Exercise description: Find the lines that hold "году". Report only how many there are.

[Data excerpts]
#####

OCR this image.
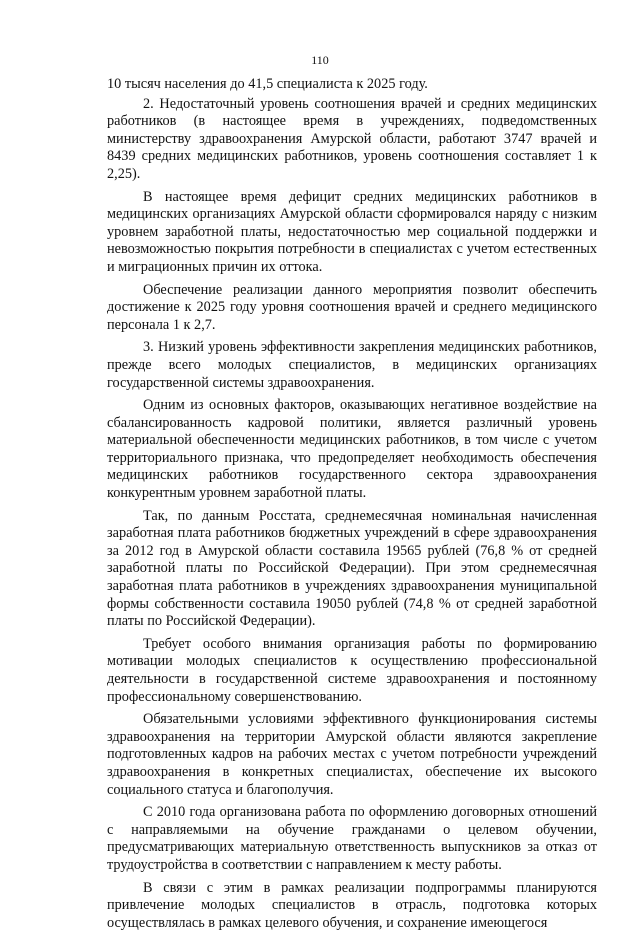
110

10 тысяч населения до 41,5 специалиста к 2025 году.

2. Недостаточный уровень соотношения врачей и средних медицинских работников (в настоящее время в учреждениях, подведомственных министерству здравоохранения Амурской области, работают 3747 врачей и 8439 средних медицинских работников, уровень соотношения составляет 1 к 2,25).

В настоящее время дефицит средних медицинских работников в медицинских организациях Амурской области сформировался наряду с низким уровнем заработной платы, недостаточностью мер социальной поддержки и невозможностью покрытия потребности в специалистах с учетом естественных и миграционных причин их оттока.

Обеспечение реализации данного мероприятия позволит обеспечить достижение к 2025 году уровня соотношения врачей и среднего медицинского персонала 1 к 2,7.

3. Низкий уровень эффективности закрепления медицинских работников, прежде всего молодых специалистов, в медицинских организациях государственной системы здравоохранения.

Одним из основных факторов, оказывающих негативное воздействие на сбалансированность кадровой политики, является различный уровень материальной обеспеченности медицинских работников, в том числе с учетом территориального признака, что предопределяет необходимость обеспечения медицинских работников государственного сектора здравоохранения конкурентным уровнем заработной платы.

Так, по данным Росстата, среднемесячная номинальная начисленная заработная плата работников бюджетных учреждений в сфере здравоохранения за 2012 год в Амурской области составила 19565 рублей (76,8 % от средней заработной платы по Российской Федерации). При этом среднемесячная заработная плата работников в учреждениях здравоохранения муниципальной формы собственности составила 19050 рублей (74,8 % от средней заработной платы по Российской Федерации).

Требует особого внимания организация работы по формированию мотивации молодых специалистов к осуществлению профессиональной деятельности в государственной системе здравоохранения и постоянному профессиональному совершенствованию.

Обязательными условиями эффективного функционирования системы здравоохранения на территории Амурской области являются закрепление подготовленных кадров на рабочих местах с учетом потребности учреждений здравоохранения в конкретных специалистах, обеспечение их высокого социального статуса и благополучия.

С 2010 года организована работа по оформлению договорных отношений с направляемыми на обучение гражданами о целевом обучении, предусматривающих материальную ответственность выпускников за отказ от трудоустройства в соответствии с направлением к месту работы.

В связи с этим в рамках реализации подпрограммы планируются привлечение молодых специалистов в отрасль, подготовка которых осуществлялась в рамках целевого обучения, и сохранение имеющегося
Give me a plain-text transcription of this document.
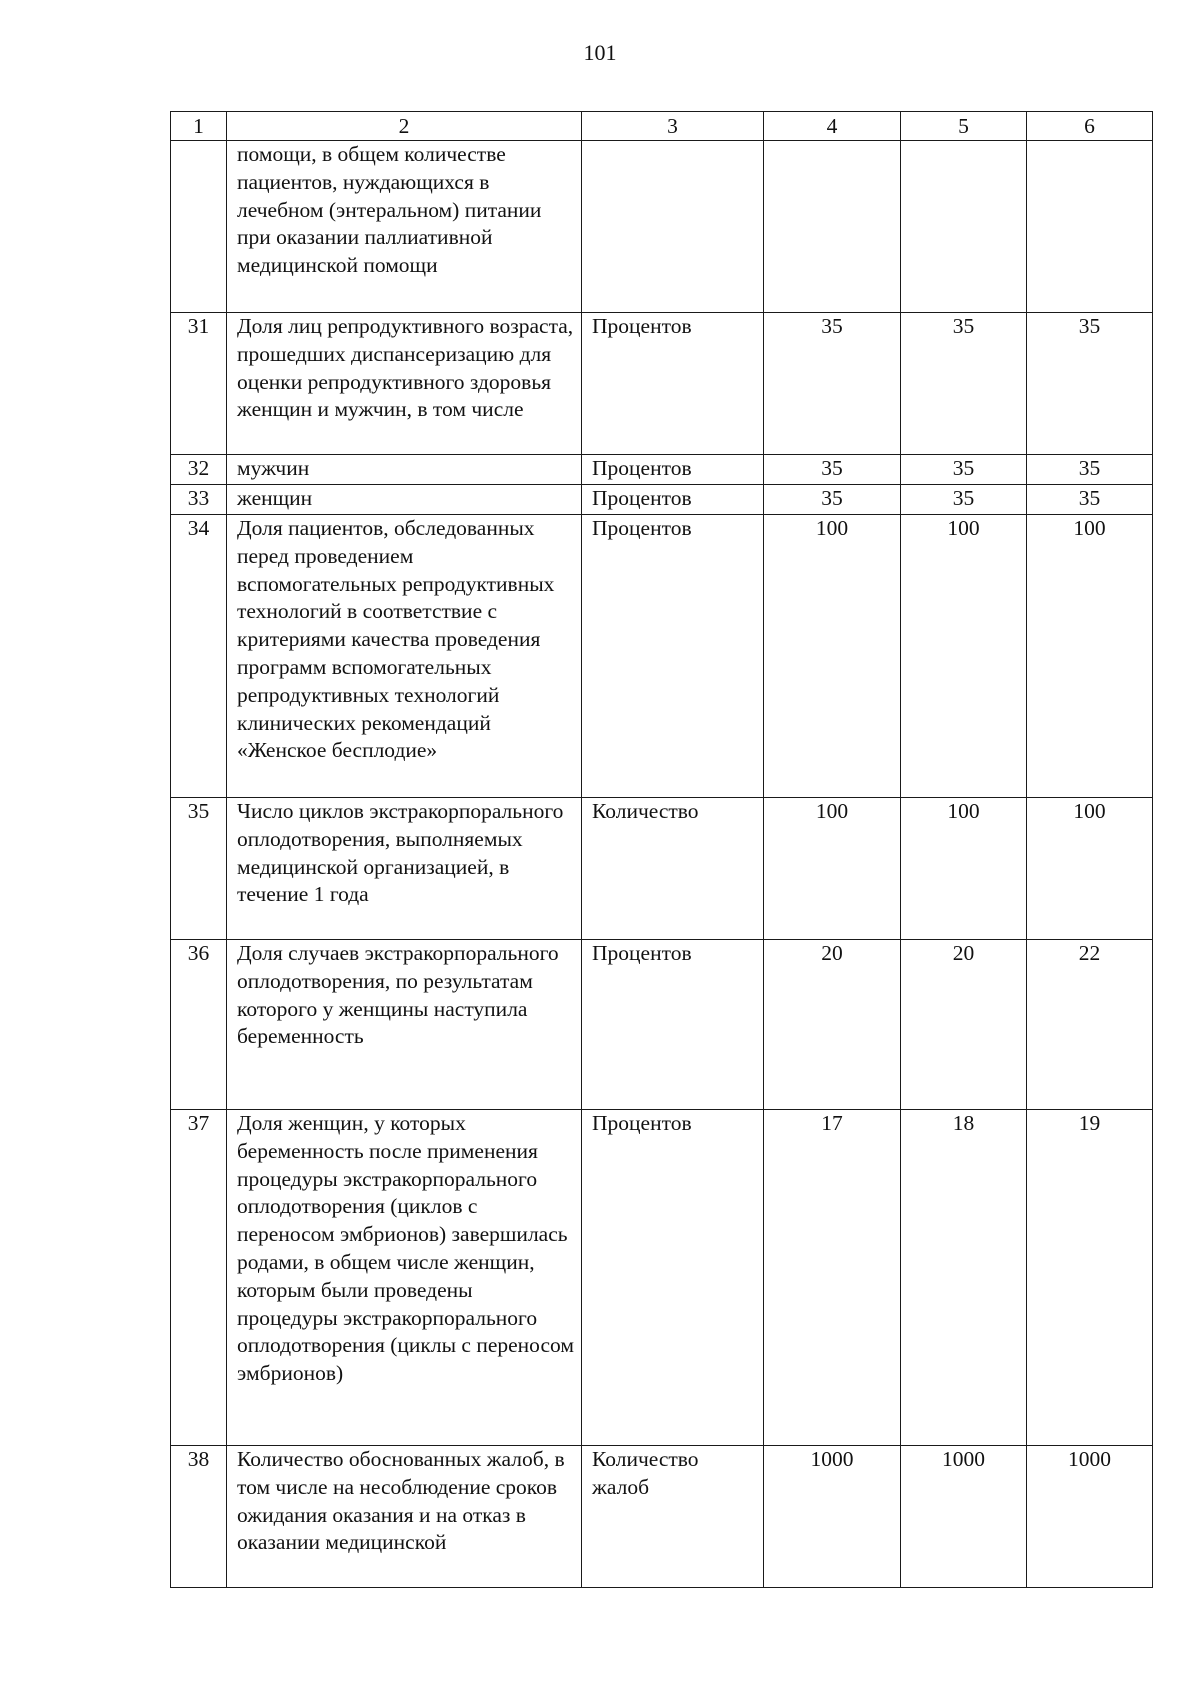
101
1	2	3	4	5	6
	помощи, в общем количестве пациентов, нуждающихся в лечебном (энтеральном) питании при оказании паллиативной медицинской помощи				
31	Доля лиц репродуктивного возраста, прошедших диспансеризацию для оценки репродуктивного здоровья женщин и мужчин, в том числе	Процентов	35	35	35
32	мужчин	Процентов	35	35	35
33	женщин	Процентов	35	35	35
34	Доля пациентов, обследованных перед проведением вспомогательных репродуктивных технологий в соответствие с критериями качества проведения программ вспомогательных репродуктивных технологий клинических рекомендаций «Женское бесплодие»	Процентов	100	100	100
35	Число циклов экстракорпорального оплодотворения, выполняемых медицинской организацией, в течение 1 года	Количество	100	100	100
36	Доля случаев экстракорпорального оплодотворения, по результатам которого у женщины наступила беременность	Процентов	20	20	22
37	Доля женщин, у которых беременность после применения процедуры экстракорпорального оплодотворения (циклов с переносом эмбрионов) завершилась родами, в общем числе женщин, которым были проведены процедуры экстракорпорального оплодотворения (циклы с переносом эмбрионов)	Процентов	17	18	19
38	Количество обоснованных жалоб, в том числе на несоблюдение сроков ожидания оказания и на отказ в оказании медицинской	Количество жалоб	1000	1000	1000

#####

Answer: 2